━━━ SUPPLIED INFORMATION ━━━

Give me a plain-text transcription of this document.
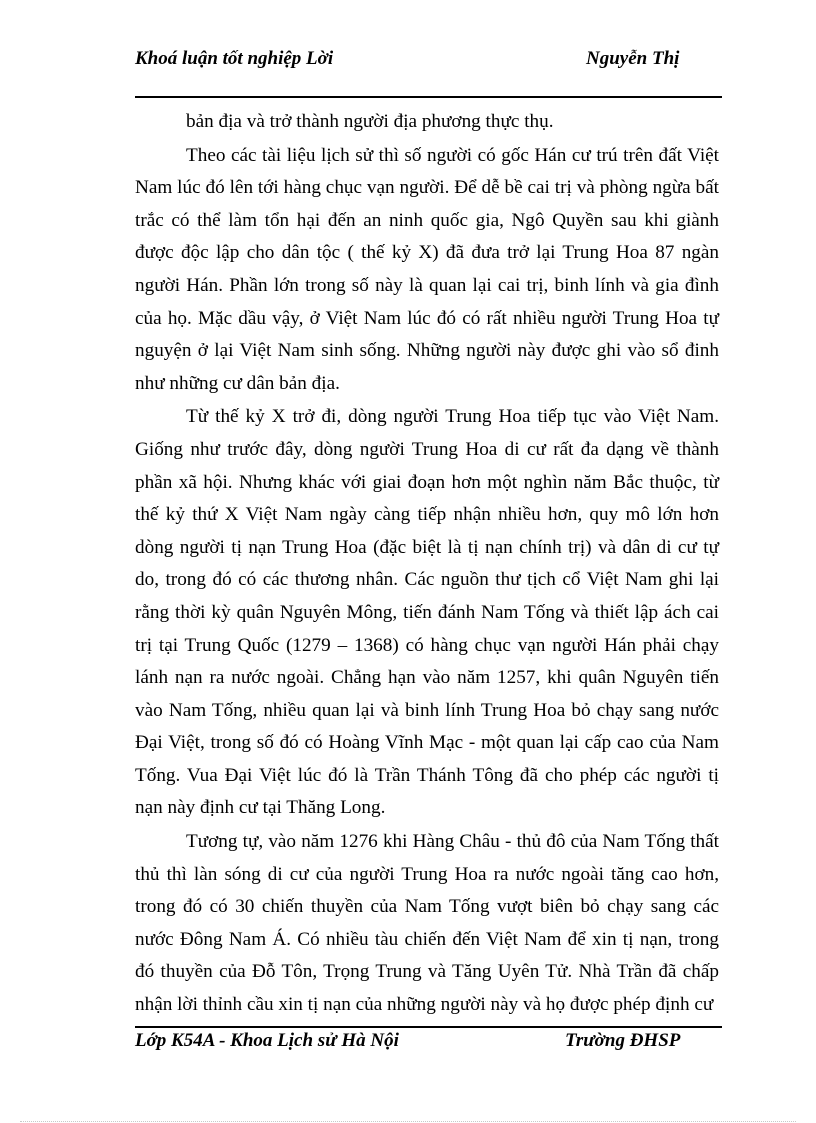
Khoá luận tốt nghiệp Lời	Nguyễn Thị

bản địa và trở thành người địa phương thực thụ.

Theo các tài liệu lịch sử thì số người có gốc Hán cư trú trên đất Việt Nam lúc đó lên tới hàng chục vạn người. Để dễ bề cai trị và phòng ngừa bất trắc có thể làm tổn hại đến an ninh quốc gia, Ngô Quyền sau khi giành được độc lập cho dân tộc ( thế kỷ X) đã đưa trở lại Trung Hoa 87 ngàn người Hán. Phần lớn trong số này là quan lại cai trị, binh lính và gia đình của họ. Mặc dầu vậy, ở Việt Nam lúc đó có rất nhiều người Trung Hoa tự nguyện ở lại Việt Nam sinh sống. Những người này được ghi vào sổ đinh như những cư dân bản địa.

Từ thế kỷ X trở đi, dòng người Trung Hoa tiếp tục vào Việt Nam. Giống như trước đây, dòng người Trung Hoa di cư rất đa dạng về thành phần xã hội. Nhưng khác với giai đoạn hơn một nghìn năm Bắc thuộc, từ thế kỷ thứ X Việt Nam ngày càng tiếp nhận nhiều hơn, quy mô lớn hơn dòng người tị nạn Trung Hoa (đặc biệt là tị nạn chính trị) và dân di cư tự do, trong đó có các thương nhân. Các nguồn thư tịch cổ Việt Nam ghi lại rằng thời kỳ quân Nguyên Mông, tiến đánh Nam Tống và thiết lập ách cai trị tại Trung Quốc (1279 – 1368) có hàng chục vạn người Hán phải chạy lánh nạn ra nước ngoài. Chẳng hạn vào năm 1257, khi quân Nguyên tiến vào Nam Tống, nhiều quan lại và binh lính Trung Hoa bỏ chạy sang nước Đại Việt, trong số đó có Hoàng Vĩnh Mạc - một quan lại cấp cao của Nam Tống. Vua Đại Việt lúc đó là Trần Thánh Tông đã cho phép các người tị nạn này định cư tại Thăng Long.

Tương tự, vào năm 1276 khi Hàng Châu - thủ đô của Nam Tống thất thủ thì làn sóng di cư của người Trung Hoa ra nước ngoài tăng cao hơn, trong đó có 30 chiến thuyền của Nam Tống vượt biên bỏ chạy sang các nước Đông Nam Á. Có nhiều tàu chiến đến Việt Nam để xin tị nạn, trong đó thuyền của Đỗ Tôn, Trọng Trung và Tăng Uyên Tử. Nhà Trần đã chấp nhận lời thỉnh cầu xin tị nạn của những người này và họ được phép định cư

Lớp K54A - Khoa Lịch sử Hà Nội	Trường ĐHSP
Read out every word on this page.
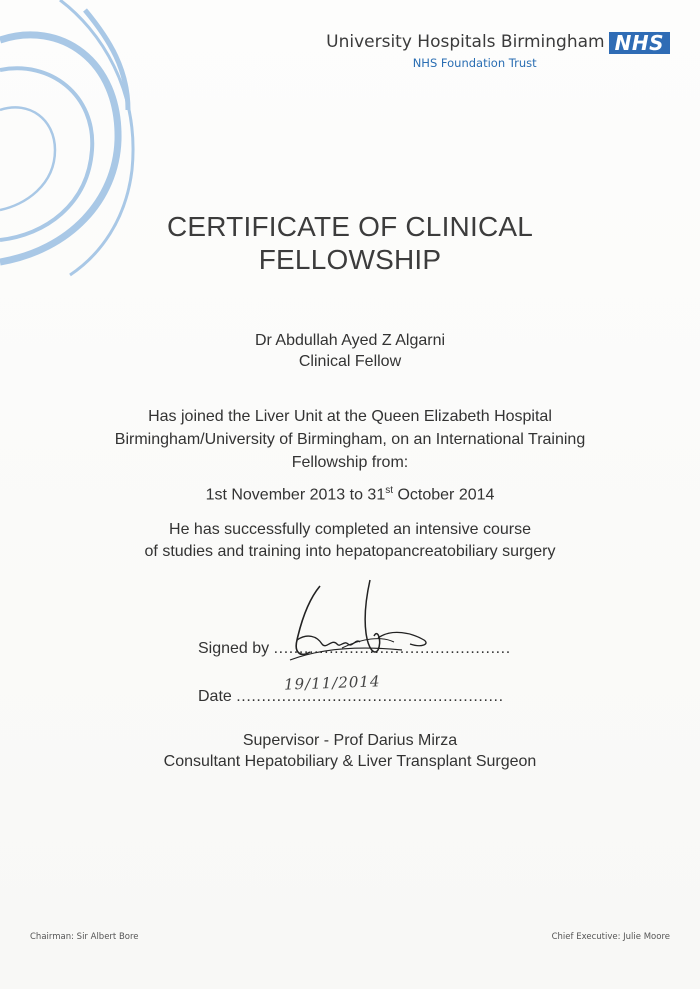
University Hospitals Birmingham
NHS Foundation Trust
NHS
CERTIFICATE OF CLINICAL
FELLOWSHIP
Dr Abdullah Ayed Z Algarni
Clinical Fellow
Has joined the Liver Unit at the Queen Elizabeth Hospital
Birmingham/University of Birmingham, on an International Training
Fellowship from:
1st November 2013 to 31st October 2014
He has successfully completed an intensive course
of studies and training into hepatopancreatobiliary surgery
Signed by ...............................................
Date .....................................................
19/11/2014
Supervisor - Prof Darius Mirza
Consultant Hepatobiliary & Liver Transplant Surgeon
Chairman: Sir Albert Bore	Chief Executive: Julie Moore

━━━

__AIM__.
Check each line of the entries above for the word "Birmingham". List the ones that have it.

__RESULT__.
University Hospitals Birmingham
Birmingham/University of Birmingham, on an International Training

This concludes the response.